======== GIVEN RECORDS ========
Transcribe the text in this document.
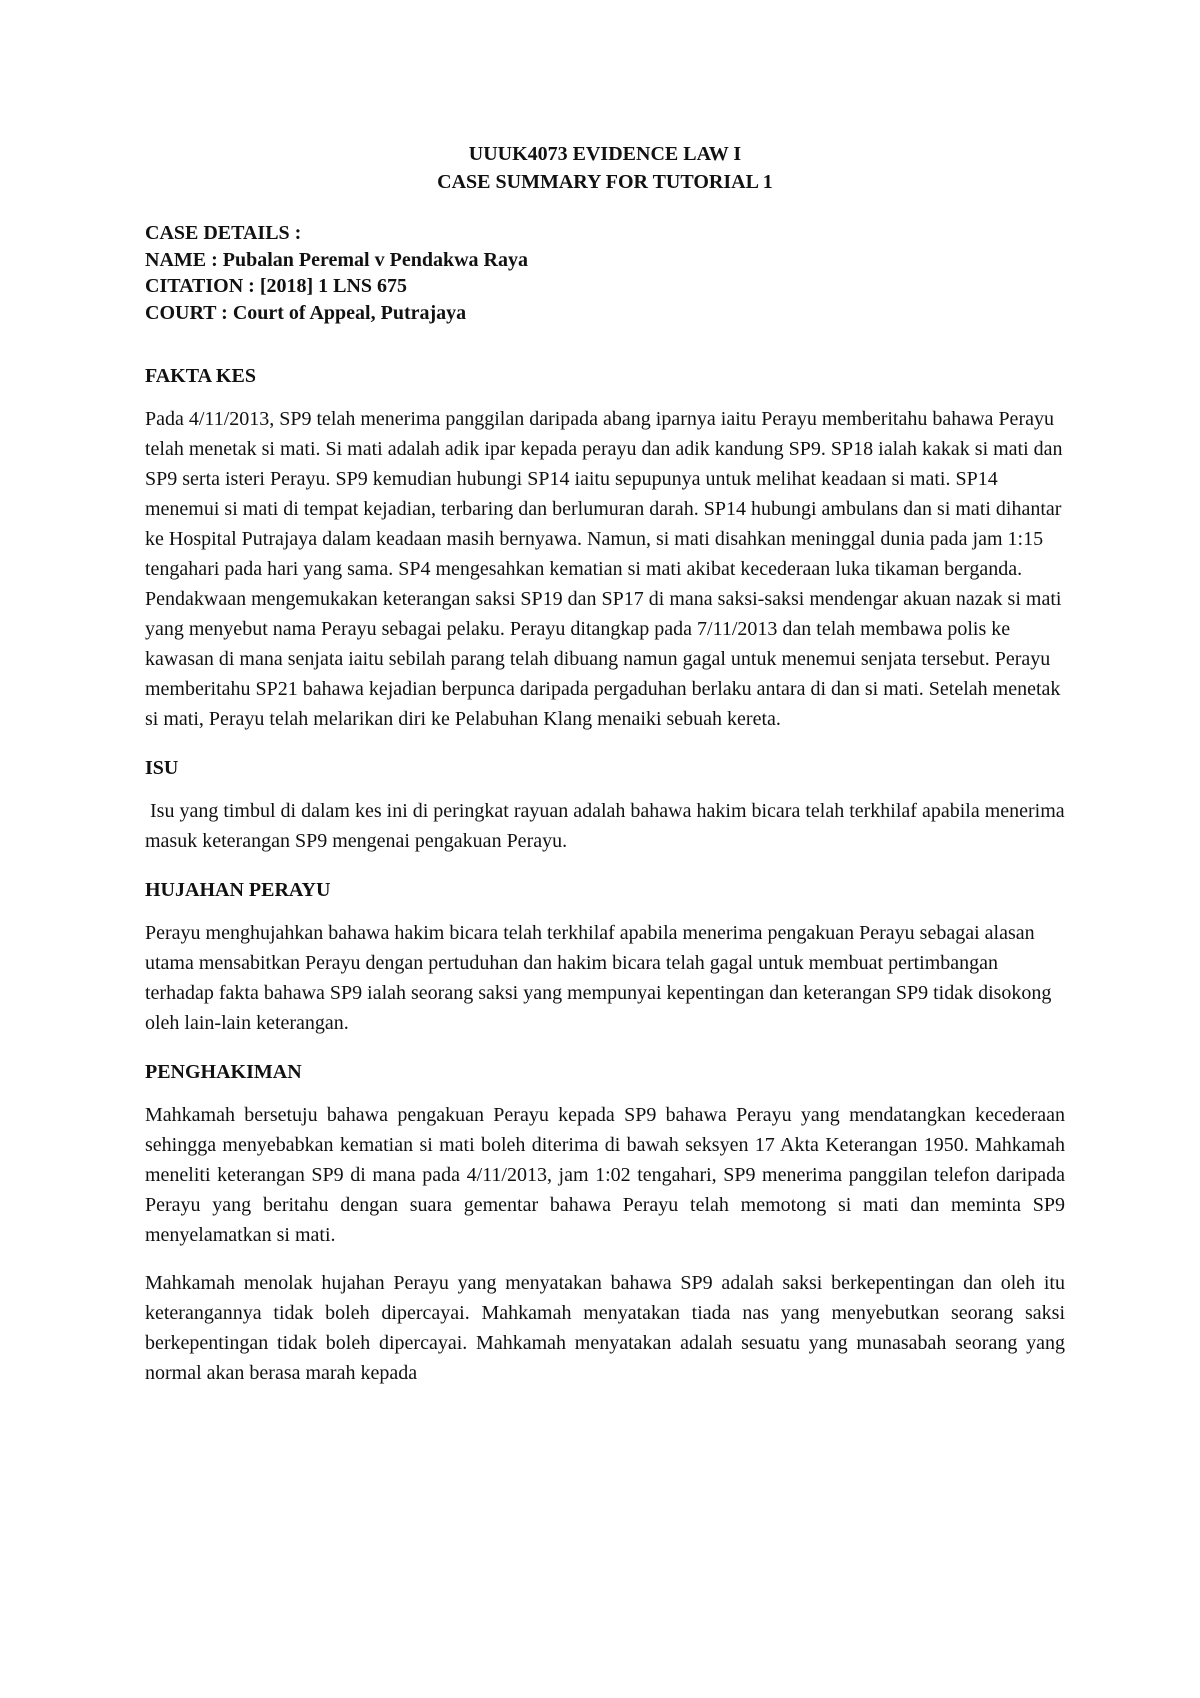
UUUK4073 EVIDENCE LAW I

CASE SUMMARY FOR TUTORIAL 1

CASE DETAILS :
NAME : Pubalan Peremal v Pendakwa Raya
CITATION : [2018] 1 LNS 675
COURT : Court of Appeal, Putrajaya
FAKTA KES

Pada 4/11/2013, SP9 telah menerima panggilan daripada abang iparnya iaitu Perayu memberitahu bahawa Perayu telah menetak si mati. Si mati adalah adik ipar kepada perayu dan adik kandung SP9. SP18 ialah kakak si mati dan SP9 serta isteri Perayu. SP9 kemudian hubungi SP14 iaitu sepupunya untuk melihat keadaan si mati. SP14 menemui si mati di tempat kejadian, terbaring dan berlumuran darah. SP14 hubungi ambulans dan si mati dihantar ke Hospital Putrajaya dalam keadaan masih bernyawa. Namun, si mati disahkan meninggal dunia pada jam 1:15 tengahari pada hari yang sama. SP4 mengesahkan kematian si mati akibat kecederaan luka tikaman berganda. Pendakwaan mengemukakan keterangan saksi SP19 dan SP17 di mana saksi-saksi mendengar akuan nazak si mati yang menyebut nama Perayu sebagai pelaku. Perayu ditangkap pada 7/11/2013 dan telah membawa polis ke kawasan di mana senjata iaitu sebilah parang telah dibuang namun gagal untuk menemui senjata tersebut. Perayu memberitahu SP21 bahawa kejadian berpunca daripada pergaduhan berlaku antara di dan si mati. Setelah menetak si mati, Perayu telah melarikan diri ke Pelabuhan Klang menaiki sebuah kereta.

ISU

Isu yang timbul di dalam kes ini di peringkat rayuan adalah bahawa hakim bicara telah terkhilaf apabila menerima masuk keterangan SP9 mengenai pengakuan Perayu.

HUJAHAN PERAYU

Perayu menghujahkan bahawa hakim bicara telah terkhilaf apabila menerima pengakuan Perayu sebagai alasan utama mensabitkan Perayu dengan pertuduhan dan hakim bicara telah gagal untuk membuat pertimbangan terhadap fakta bahawa SP9 ialah seorang saksi yang mempunyai kepentingan dan keterangan SP9 tidak disokong oleh lain-lain keterangan.

PENGHAKIMAN

Mahkamah bersetuju bahawa pengakuan Perayu kepada SP9 bahawa Perayu yang mendatangkan kecederaan sehingga menyebabkan kematian si mati boleh diterima di bawah seksyen 17 Akta Keterangan 1950. Mahkamah meneliti keterangan SP9 di mana pada 4/11/2013, jam 1:02 tengahari, SP9 menerima panggilan telefon daripada Perayu yang beritahu dengan suara gementar bahawa Perayu telah memotong si mati dan meminta SP9 menyelamatkan si mati.

Mahkamah menolak hujahan Perayu yang menyatakan bahawa SP9 adalah saksi berkepentingan dan oleh itu keterangannya tidak boleh dipercayai. Mahkamah menyatakan tiada nas yang menyebutkan seorang saksi berkepentingan tidak boleh dipercayai. Mahkamah menyatakan adalah sesuatu yang munasabah seorang yang normal akan berasa marah kepada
========
GIVEN EXERCISE: Of the lines in the entries above, how many include "CASE"? Only the number should be given.

THE COMPLETED TASK: 2